* [Entries shown]
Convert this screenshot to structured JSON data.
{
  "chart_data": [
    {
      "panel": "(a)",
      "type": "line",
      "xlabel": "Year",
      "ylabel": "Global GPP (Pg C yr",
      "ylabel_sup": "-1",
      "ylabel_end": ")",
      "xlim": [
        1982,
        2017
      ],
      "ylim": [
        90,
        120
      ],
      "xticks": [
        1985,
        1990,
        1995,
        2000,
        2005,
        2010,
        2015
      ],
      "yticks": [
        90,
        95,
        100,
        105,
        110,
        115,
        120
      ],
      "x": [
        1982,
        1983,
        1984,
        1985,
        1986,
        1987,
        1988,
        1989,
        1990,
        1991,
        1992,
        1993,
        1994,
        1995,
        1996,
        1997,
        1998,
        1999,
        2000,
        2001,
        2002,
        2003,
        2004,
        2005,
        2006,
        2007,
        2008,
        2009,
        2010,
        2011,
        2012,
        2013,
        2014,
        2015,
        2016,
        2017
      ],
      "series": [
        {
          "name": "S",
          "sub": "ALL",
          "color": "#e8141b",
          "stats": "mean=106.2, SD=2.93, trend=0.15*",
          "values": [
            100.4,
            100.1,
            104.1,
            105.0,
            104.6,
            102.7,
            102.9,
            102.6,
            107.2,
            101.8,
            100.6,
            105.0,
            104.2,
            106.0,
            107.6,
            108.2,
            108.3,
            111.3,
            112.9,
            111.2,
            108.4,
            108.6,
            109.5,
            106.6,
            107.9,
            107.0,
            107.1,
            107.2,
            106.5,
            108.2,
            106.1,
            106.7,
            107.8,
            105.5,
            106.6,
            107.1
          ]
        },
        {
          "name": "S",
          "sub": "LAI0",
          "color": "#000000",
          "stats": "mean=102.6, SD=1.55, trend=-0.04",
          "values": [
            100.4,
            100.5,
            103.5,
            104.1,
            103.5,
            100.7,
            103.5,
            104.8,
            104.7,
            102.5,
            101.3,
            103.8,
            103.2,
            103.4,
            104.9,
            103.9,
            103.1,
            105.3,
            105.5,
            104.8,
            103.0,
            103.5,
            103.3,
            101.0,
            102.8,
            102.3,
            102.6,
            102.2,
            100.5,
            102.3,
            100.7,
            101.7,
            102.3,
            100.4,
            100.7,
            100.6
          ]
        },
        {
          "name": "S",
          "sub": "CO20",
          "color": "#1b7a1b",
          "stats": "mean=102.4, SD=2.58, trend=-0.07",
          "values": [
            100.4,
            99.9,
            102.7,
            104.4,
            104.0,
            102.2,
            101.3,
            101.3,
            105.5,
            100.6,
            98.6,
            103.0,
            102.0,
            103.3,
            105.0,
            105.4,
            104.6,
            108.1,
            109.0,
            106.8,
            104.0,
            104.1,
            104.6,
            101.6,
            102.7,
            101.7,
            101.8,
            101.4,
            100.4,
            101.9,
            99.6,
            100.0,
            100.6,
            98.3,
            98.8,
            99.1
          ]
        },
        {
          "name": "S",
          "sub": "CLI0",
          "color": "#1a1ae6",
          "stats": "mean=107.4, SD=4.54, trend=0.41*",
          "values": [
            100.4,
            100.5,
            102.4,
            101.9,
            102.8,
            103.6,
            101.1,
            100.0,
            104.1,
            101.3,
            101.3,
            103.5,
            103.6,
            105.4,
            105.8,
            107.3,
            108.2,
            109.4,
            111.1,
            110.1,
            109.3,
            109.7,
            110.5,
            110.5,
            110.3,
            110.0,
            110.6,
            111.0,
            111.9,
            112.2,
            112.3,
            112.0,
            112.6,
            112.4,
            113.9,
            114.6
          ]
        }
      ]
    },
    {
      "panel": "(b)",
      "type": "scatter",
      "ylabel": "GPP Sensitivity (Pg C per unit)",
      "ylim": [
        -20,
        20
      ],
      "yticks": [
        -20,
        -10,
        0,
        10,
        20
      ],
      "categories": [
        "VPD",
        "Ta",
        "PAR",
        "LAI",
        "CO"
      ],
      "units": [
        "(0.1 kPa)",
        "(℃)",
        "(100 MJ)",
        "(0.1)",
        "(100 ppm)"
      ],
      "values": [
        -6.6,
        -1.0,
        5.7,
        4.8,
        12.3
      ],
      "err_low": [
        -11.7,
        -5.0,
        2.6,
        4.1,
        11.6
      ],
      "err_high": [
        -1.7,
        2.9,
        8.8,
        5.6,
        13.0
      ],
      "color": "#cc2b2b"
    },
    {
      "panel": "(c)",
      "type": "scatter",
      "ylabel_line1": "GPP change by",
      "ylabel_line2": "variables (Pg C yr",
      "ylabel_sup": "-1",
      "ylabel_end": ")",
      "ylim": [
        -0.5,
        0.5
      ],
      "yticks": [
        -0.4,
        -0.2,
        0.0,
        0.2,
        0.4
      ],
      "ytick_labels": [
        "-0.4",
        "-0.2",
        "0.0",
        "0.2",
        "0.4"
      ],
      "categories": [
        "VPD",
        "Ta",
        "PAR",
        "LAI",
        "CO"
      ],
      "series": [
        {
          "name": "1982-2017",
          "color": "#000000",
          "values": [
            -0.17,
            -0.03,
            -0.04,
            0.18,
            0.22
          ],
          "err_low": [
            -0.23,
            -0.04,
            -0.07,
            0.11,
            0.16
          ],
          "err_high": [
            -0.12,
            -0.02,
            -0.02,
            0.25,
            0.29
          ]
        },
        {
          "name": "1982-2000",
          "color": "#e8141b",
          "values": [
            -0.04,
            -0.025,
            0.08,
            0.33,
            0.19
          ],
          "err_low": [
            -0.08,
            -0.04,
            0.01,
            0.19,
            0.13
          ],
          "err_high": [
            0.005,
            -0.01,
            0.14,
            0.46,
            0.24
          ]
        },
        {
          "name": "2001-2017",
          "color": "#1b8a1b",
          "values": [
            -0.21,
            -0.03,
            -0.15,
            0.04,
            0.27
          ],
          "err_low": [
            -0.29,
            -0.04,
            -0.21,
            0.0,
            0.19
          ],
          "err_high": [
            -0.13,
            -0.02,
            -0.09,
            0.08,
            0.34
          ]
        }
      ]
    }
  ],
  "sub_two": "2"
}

* [Task brief] Give back all the data exactly as written.

* [Finished answer]
Convert this screenshot to structured JSON data.
{
  "chart_data": [
    {
      "panel": "(a)",
      "type": "line",
      "xlabel": "Year",
      "ylabel": "Global GPP (Pg C yr",
      "ylabel_sup": "-1",
      "ylabel_end": ")",
      "xlim": [
        1982,
        2017
      ],
      "ylim": [
        90,
        120
      ],
      "xticks": [
        1985,
        1990,
        1995,
        2000,
        2005,
        2010,
        2015
      ],
      "yticks": [
        90,
        95,
        100,
        105,
        110,
        115,
        120
      ],
      "x": [
        1982,
        1983,
        1984,
        1985,
        1986,
        1987,
        1988,
        1989,
        1990,
        1991,
        1992,
        1993,
        1994,
        1995,
        1996,
        1997,
        1998,
        1999,
        2000,
        2001,
        2002,
        2003,
        2004,
        2005,
        2006,
        2007,
        2008,
        2009,
        2010,
        2011,
        2012,
        2013,
        2014,
        2015,
        2016,
        2017
      ],
      "series": [
        {
          "name": "S",
          "sub": "ALL",
          "color": "#e8141b",
          "stats": "mean=106.2, SD=2.93, trend=0.15*",
          "values": [
            100.4,
            100.1,
            104.1,
            105.0,
            104.6,
            102.7,
            102.9,
            102.6,
            107.2,
            101.8,
            100.6,
            105.0,
            104.2,
            106.0,
            107.6,
            108.2,
            108.3,
            111.3,
            112.9,
            111.2,
            108.4,
            108.6,
            109.5,
            106.6,
            107.9,
            107.0,
            107.1,
            107.2,
            106.5,
            108.2,
            106.1,
            106.7,
            107.8,
            105.5,
            106.6,
            107.1
          ]
        },
        {
          "name": "S",
          "sub": "LAI0",
          "color": "#000000",
          "stats": "mean=102.6, SD=1.55, trend=-0.04",
          "values": [
            100.4,
            100.5,
            103.5,
            104.1,
            103.5,
            100.7,
            103.5,
            104.8,
            104.7,
            102.5,
            101.3,
            103.8,
            103.2,
            103.4,
            104.9,
            103.9,
            103.1,
            105.3,
            105.5,
            104.8,
            103.0,
            103.5,
            103.3,
            101.0,
            102.8,
            102.3,
            102.6,
            102.2,
            100.5,
            102.3,
            100.7,
            101.7,
            102.3,
            100.4,
            100.7,
            100.6
          ]
        },
        {
          "name": "S",
          "sub": "CO20",
          "color": "#1b7a1b",
          "stats": "mean=102.4, SD=2.58, trend=-0.07",
          "values": [
            100.4,
            99.9,
            102.7,
            104.4,
            104.0,
            102.2,
            101.3,
            101.3,
            105.5,
            100.6,
            98.6,
            103.0,
            102.0,
            103.3,
            105.0,
            105.4,
            104.6,
            108.1,
            109.0,
            106.8,
            104.0,
            104.1,
            104.6,
            101.6,
            102.7,
            101.7,
            101.8,
            101.4,
            100.4,
            101.9,
            99.6,
            100.0,
            100.6,
            98.3,
            98.8,
            99.1
          ]
        },
        {
          "name": "S",
          "sub": "CLI0",
          "color": "#1a1ae6",
          "stats": "mean=107.4, SD=4.54, trend=0.41*",
          "values": [
            100.4,
            100.5,
            102.4,
            101.9,
            102.8,
            103.6,
            101.1,
            100.0,
            104.1,
            101.3,
            101.3,
            103.5,
            103.6,
            105.4,
            105.8,
            107.3,
            108.2,
            109.4,
            111.1,
            110.1,
            109.3,
            109.7,
            110.5,
            110.5,
            110.3,
            110.0,
            110.6,
            111.0,
            111.9,
            112.2,
            112.3,
            112.0,
            112.6,
            112.4,
            113.9,
            114.6
          ]
        }
      ]
    },
    {
      "panel": "(b)",
      "type": "scatter",
      "ylabel": "GPP Sensitivity (Pg C per unit)",
      "ylim": [
        -20,
        20
      ],
      "yticks": [
        -20,
        -10,
        0,
        10,
        20
      ],
      "categories": [
        "VPD",
        "Ta",
        "PAR",
        "LAI",
        "CO"
      ],
      "units": [
        "(0.1 kPa)",
        "(℃)",
        "(100 MJ)",
        "(0.1)",
        "(100 ppm)"
      ],
      "values": [
        -6.6,
        -1.0,
        5.7,
        4.8,
        12.3
      ],
      "err_low": [
        -11.7,
        -5.0,
        2.6,
        4.1,
        11.6
      ],
      "err_high": [
        -1.7,
        2.9,
        8.8,
        5.6,
        13.0
      ],
      "color": "#cc2b2b"
    },
    {
      "panel": "(c)",
      "type": "scatter",
      "ylabel_line1": "GPP change by",
      "ylabel_line2": "variables (Pg C yr",
      "ylabel_sup": "-1",
      "ylabel_end": ")",
      "ylim": [
        -0.5,
        0.5
      ],
      "yticks": [
        -0.4,
        -0.2,
        0.0,
        0.2,
        0.4
      ],
      "ytick_labels": [
        "-0.4",
        "-0.2",
        "0.0",
        "0.2",
        "0.4"
      ],
      "categories": [
        "VPD",
        "Ta",
        "PAR",
        "LAI",
        "CO"
      ],
      "series": [
        {
          "name": "1982-2017",
          "color": "#000000",
          "values": [
            -0.17,
            -0.03,
            -0.04,
            0.18,
            0.22
          ],
          "err_low": [
            -0.23,
            -0.04,
            -0.07,
            0.11,
            0.16
          ],
          "err_high": [
            -0.12,
            -0.02,
            -0.02,
            0.25,
            0.29
          ]
        },
        {
          "name": "1982-2000",
          "color": "#e8141b",
          "values": [
            -0.04,
            -0.025,
            0.08,
            0.33,
            0.19
          ],
          "err_low": [
            -0.08,
            -0.04,
            0.01,
            0.19,
            0.13
          ],
          "err_high": [
            0.005,
            -0.01,
            0.14,
            0.46,
            0.24
          ]
        },
        {
          "name": "2001-2017",
          "color": "#1b8a1b",
          "values": [
            -0.21,
            -0.03,
            -0.15,
            0.04,
            0.27
          ],
          "err_low": [
            -0.29,
            -0.04,
            -0.21,
            0.0,
            0.19
          ],
          "err_high": [
            -0.13,
            -0.02,
            -0.09,
            0.08,
            0.34
          ]
        }
      ]
    }
  ],
  "sub_two": "2"
}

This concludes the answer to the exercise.